LISTING:
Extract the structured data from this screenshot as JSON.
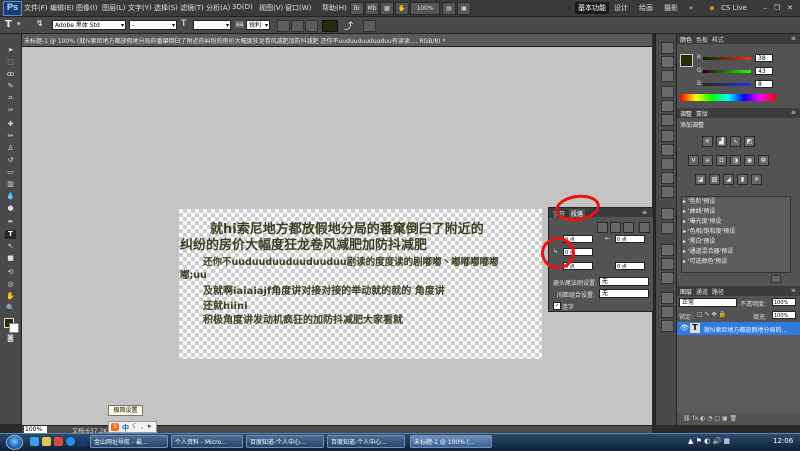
{
  "menubar": {
    "logo": "Ps",
    "items": [
      "文件(F)",
      "编辑(E)",
      "图像(I)",
      "图层(L)",
      "文字(Y)",
      "选择(S)",
      "滤镜(T)",
      "分析(A)",
      "3D(D)",
      "视图(V)",
      "窗口(W)",
      "帮助(H)"
    ],
    "zoom": "100%",
    "workspaces": [
      "基本功能",
      "设计",
      "绘画",
      "摄影"
    ],
    "more": "»",
    "cslive": "CS Live"
  },
  "options": {
    "font_family": "Adobe 黑体 Std",
    "font_style": "-",
    "font_size": "",
    "aa_label": "aa",
    "antialias": "锐利"
  },
  "document": {
    "tab_title": "未标题-1 @ 100% (就hi索尼地方都放假地分局的番窠倒臼了附近的纠纷的房价大幅度狂龙卷风减肥加防抖减肥 还你不uuduuduuduuduu有读读..., RGB/8) *",
    "lines": [
      "就hi索尼地方都放假地分局的番窠倒臼了附近的",
      "纠纷的房价大幅度狂龙卷风减肥加防抖减肥",
      "还你不uuduuduuduuduuduu剧读的度度读的剧嘟嘟丶嘟嘟嘟嘟嘟",
      "嘟;uu",
      "及就啊iaiaiajf角度讲对接对接的举动就的就的  角度讲",
      "还就hiini",
      "积极角度讲发动机疯狂的加防抖减肥大家看就"
    ]
  },
  "status": {
    "zoom": "100%",
    "doc_info": "文档:637.2K/2"
  },
  "paragraph_panel": {
    "tabs": [
      "字符",
      "段落"
    ],
    "indent_left": "0 点",
    "indent_right": "0 点",
    "first_line": "0 点",
    "space_before": "0 点",
    "space_after": "0 点",
    "kinsoku_label": "避头尾法则设置:",
    "kinsoku_value": "无",
    "composition_label": "间距组合设置:",
    "composition_value": "无",
    "hyphenate_label": "连字"
  },
  "color_panel": {
    "tabs": [
      "颜色",
      "色板",
      "样式"
    ],
    "r_label": "R",
    "r_value": "38",
    "g_label": "G",
    "g_value": "43",
    "b_label": "B",
    "b_value": "8",
    "fg_color": "#262b08"
  },
  "adjust_panel": {
    "tabs": [
      "调整",
      "蒙版"
    ],
    "heading": "添加调整",
    "presets": [
      "'色阶'预设",
      "'曲线'预设",
      "'曝光度'预设",
      "'色相/饱和度'预设",
      "'黑白'预设",
      "'通道混合器'预设",
      "'可选颜色'预设"
    ]
  },
  "layers_panel": {
    "tabs": [
      "图层",
      "通道",
      "路径"
    ],
    "blend_mode": "正常",
    "opacity_label": "不透明度:",
    "opacity": "100%",
    "lock_label": "锁定:",
    "fill_label": "填充:",
    "fill": "100%",
    "layer_name": "就hi索尼地方都放假地分局的..."
  },
  "ime": {
    "tooltip": "极简设置",
    "mode": "中"
  },
  "taskbar": {
    "tasks": [
      "金山网址导航 - 最...",
      "个人资料 - Micro...",
      "百度知道-个人中心...",
      "百度知道-个人中心...",
      "未标题-1 @ 100% (..."
    ],
    "clock": "12:06"
  }
}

WHAT YOU SHOULD DO:
Repeat each record exactly as shown above, dropping all images.

REPLY TO THE EXERCISE:
Extract the structured data from this screenshot as JSON.
{
  "menubar": {
    "logo": "Ps",
    "items": [
      "文件(F)",
      "编辑(E)",
      "图像(I)",
      "图层(L)",
      "文字(Y)",
      "选择(S)",
      "滤镜(T)",
      "分析(A)",
      "3D(D)",
      "视图(V)",
      "窗口(W)",
      "帮助(H)"
    ],
    "zoom": "100%",
    "workspaces": [
      "基本功能",
      "设计",
      "绘画",
      "摄影"
    ],
    "more": "»",
    "cslive": "CS Live"
  },
  "options": {
    "font_family": "Adobe 黑体 Std",
    "font_style": "-",
    "font_size": "",
    "aa_label": "aa",
    "antialias": "锐利"
  },
  "document": {
    "tab_title": "未标题-1 @ 100% (就hi索尼地方都放假地分局的番窠倒臼了附近的纠纷的房价大幅度狂龙卷风减肥加防抖减肥 还你不uuduuduuduuduu有读读..., RGB/8) *",
    "lines": [
      "就hi索尼地方都放假地分局的番窠倒臼了附近的",
      "纠纷的房价大幅度狂龙卷风减肥加防抖减肥",
      "还你不uuduuduuduuduuduu剧读的度度读的剧嘟嘟丶嘟嘟嘟嘟嘟",
      "嘟;uu",
      "及就啊iaiaiajf角度讲对接对接的举动就的就的  角度讲",
      "还就hiini",
      "积极角度讲发动机疯狂的加防抖减肥大家看就"
    ]
  },
  "status": {
    "zoom": "100%",
    "doc_info": "文档:637.2K/2"
  },
  "paragraph_panel": {
    "tabs": [
      "字符",
      "段落"
    ],
    "indent_left": "0 点",
    "indent_right": "0 点",
    "first_line": "0 点",
    "space_before": "0 点",
    "space_after": "0 点",
    "kinsoku_label": "避头尾法则设置:",
    "kinsoku_value": "无",
    "composition_label": "间距组合设置:",
    "composition_value": "无",
    "hyphenate_label": "连字"
  },
  "color_panel": {
    "tabs": [
      "颜色",
      "色板",
      "样式"
    ],
    "r_label": "R",
    "r_value": "38",
    "g_label": "G",
    "g_value": "43",
    "b_label": "B",
    "b_value": "8",
    "fg_color": "#262b08"
  },
  "adjust_panel": {
    "tabs": [
      "调整",
      "蒙版"
    ],
    "heading": "添加调整",
    "presets": [
      "'色阶'预设",
      "'曲线'预设",
      "'曝光度'预设",
      "'色相/饱和度'预设",
      "'黑白'预设",
      "'通道混合器'预设",
      "'可选颜色'预设"
    ]
  },
  "layers_panel": {
    "tabs": [
      "图层",
      "通道",
      "路径"
    ],
    "blend_mode": "正常",
    "opacity_label": "不透明度:",
    "opacity": "100%",
    "lock_label": "锁定:",
    "fill_label": "填充:",
    "fill": "100%",
    "layer_name": "就hi索尼地方都放假地分局的..."
  },
  "ime": {
    "tooltip": "极简设置",
    "mode": "中"
  },
  "taskbar": {
    "tasks": [
      "金山网址导航 - 最...",
      "个人资料 - Micro...",
      "百度知道-个人中心...",
      "百度知道-个人中心...",
      "未标题-1 @ 100% (..."
    ],
    "clock": "12:06"
  }
}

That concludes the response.